- **Problem statement**: Extract all lines in the data that contain the word "volume".

- **Stored data entries**:
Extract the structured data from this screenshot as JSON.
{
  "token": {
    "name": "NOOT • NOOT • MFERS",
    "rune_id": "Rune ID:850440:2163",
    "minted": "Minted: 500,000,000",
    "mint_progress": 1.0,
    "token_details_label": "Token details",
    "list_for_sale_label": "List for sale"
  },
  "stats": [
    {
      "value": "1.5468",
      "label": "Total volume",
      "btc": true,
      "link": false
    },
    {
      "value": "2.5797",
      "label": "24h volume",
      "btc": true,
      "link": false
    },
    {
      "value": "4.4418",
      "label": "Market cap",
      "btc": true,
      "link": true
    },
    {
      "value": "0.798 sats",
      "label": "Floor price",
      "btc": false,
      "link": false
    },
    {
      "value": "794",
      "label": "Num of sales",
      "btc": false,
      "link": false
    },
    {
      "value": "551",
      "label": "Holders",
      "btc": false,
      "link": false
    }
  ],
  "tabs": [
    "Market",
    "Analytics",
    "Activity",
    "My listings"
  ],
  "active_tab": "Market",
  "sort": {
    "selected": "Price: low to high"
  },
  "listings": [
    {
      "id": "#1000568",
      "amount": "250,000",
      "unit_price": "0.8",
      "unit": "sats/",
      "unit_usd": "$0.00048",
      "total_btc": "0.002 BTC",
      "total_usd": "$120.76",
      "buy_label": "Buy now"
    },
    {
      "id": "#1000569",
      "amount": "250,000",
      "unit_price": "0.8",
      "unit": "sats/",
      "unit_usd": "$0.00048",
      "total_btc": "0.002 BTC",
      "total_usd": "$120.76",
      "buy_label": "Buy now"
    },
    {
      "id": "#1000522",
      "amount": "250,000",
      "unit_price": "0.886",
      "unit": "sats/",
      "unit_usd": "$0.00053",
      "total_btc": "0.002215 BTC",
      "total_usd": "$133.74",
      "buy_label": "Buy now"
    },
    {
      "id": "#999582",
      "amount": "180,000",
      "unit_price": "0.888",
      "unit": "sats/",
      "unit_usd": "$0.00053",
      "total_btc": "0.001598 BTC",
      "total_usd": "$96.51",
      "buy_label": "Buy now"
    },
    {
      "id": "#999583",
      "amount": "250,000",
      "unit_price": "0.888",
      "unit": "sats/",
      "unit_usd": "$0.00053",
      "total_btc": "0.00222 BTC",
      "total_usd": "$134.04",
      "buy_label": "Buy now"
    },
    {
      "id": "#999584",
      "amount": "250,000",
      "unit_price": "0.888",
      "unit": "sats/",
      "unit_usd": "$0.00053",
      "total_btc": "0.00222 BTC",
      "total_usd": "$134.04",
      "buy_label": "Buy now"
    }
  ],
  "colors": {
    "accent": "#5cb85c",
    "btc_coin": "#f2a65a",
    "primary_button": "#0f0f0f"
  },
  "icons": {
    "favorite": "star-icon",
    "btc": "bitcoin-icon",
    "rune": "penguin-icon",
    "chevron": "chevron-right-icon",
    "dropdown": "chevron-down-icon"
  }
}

- **Answer**:
      "label": "Total volume",
      "label": "24h volume",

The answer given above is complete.